### Task prompt
Identify each line containing the word "substantiam" and copy it.

### Provided records
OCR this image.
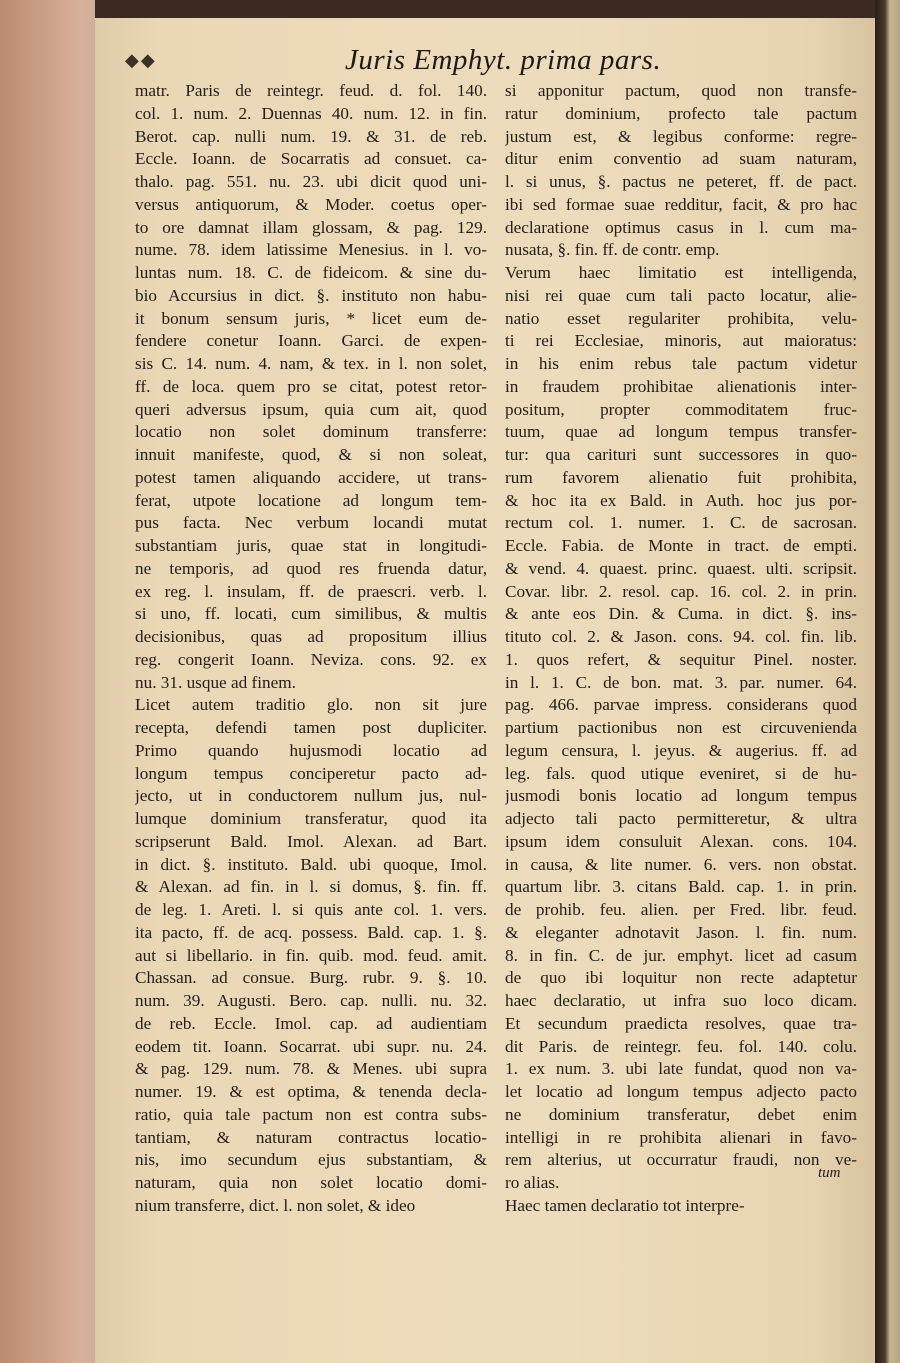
◆◆	Juris Emphyt. prima pars.
matr. Paris de reintegr. feud. d. fol. 140.
col. 1. num. 2. Duennas 40. num. 12. in fin.
Berot. cap. nulli num. 19. & 31. de reb.
Eccle. Ioann. de Socarratis ad consuet. ca-
thalo. pag. 551. nu. 23. ubi dicit quod uni-
versus antiquorum, & Moder. coetus oper-
to ore damnat illam glossam, & pag. 129.
nume. 78. idem latissime Menesius. in l. vo-
luntas num. 18. C. de fideicom. & sine du-
bio Accursius in dict. §. instituto non habu-
it bonum sensum juris, * licet eum de-
fendere conetur Ioann. Garci. de expen-
sis C. 14. num. 4. nam, & tex. in l. non solet,
ff. de loca. quem pro se citat, potest retor-
queri adversus ipsum, quia cum ait, quod
locatio non solet dominum transferre:
innuit manifeste, quod, & si non soleat,
potest tamen aliquando accidere, ut trans-
ferat, utpote locatione ad longum tem-
pus facta. Nec verbum locandi mutat
substantiam juris, quae stat in longitudi-
ne temporis, ad quod res fruenda datur,
ex reg. l. insulam, ff. de praescri. verb. l.
si uno, ff. locati, cum similibus, & multis
decisionibus, quas ad propositum illius
reg. congerit Ioann. Neviza. cons. 92. ex
nu. 31. usque ad finem.
Licet autem traditio glo. non sit jure
recepta, defendi tamen post dupliciter.
Primo quando hujusmodi locatio ad
longum tempus conciperetur pacto ad-
jecto, ut in conductorem nullum jus, nul-
lumque dominium transferatur, quod ita
scripserunt Bald. Imol. Alexan. ad Bart.
in dict. §. instituto. Bald. ubi quoque, Imol.
& Alexan. ad fin. in l. si domus, §. fin. ff.
de leg. 1. Areti. l. si quis ante col. 1. vers.
ita pacto, ff. de acq. possess. Bald. cap. 1. §.
aut si libellario. in fin. quib. mod. feud. amit.
Chassan. ad consue. Burg. rubr. 9. §. 10.
num. 39. Augusti. Bero. cap. nulli. nu. 32.
de reb. Eccle. Imol. cap. ad audientiam
eodem tit. Ioann. Socarrat. ubi supr. nu. 24.
& pag. 129. num. 78. & Menes. ubi supra
numer. 19. & est optima, & tenenda decla-
ratio, quia tale pactum non est contra subs-
tantiam, & naturam contractus locatio-
nis, imo secundum ejus substantiam, &
naturam, quia non solet locatio domi-
nium transferre, dict. l. non solet, & ideo
si apponitur pactum, quod non transfe-
ratur dominium, profecto tale pactum
justum est, & legibus conforme: regre-
ditur enim conventio ad suam naturam,
l. si unus, §. pactus ne peteret, ff. de pact.
ibi sed formae suae redditur, facit, & pro hac
declaratione optimus casus in l. cum ma-
nusata, §. fin. ff. de contr. emp.
Verum haec limitatio est intelligenda,
nisi rei quae cum tali pacto locatur, alie-
natio esset regulariter prohibita, velu-
ti rei Ecclesiae, minoris, aut maioratus:
in his enim rebus tale pactum videtur
in fraudem prohibitae alienationis inter-
positum, propter commoditatem fruc-
tuum, quae ad longum tempus transfer-
tur: qua carituri sunt successores in quo-
rum favorem alienatio fuit prohibita,
& hoc ita ex Bald. in Auth. hoc jus por-
rectum col. 1. numer. 1. C. de sacrosan.
Eccle. Fabia. de Monte in tract. de empti.
& vend. 4. quaest. princ. quaest. ulti. scripsit.
Covar. libr. 2. resol. cap. 16. col. 2. in prin.
& ante eos Din. & Cuma. in dict. §. ins-
tituto col. 2. & Jason. cons. 94. col. fin. lib.
1. quos refert, & sequitur Pinel. noster.
in l. 1. C. de bon. mat. 3. par. numer. 64.
pag. 466. parvae impress. considerans quod
partium pactionibus non est circuvenienda
legum censura, l. jeyus. & augerius. ff. ad
leg. fals. quod utique eveniret, si de hu-
jusmodi bonis locatio ad longum tempus
adjecto tali pacto permitteretur, & ultra
ipsum idem consuluit Alexan. cons. 104.
in causa, & lite numer. 6. vers. non obstat.
quartum libr. 3. citans Bald. cap. 1. in prin.
de prohib. feu. alien. per Fred. libr. feud.
& eleganter adnotavit Jason. l. fin. num.
8. in fin. C. de jur. emphyt. licet ad casum
de quo ibi loquitur non recte adaptetur
haec declaratio, ut infra suo loco dicam.
Et secundum praedicta resolves, quae tra-
dit Paris. de reintegr. feu. fol. 140. colu.
1. ex num. 3. ubi late fundat, quod non va-
let locatio ad longum tempus adjecto pacto
ne dominium transferatur, debet enim
intelligi in re prohibita alienari in favo-
rem alterius, ut occurratur fraudi, non ve-
ro alias.
Haec tamen declaratio tot interpre-
tum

### Written response
substantiam juris, quae stat in longitudi-
nis, imo secundum ejus substantiam, &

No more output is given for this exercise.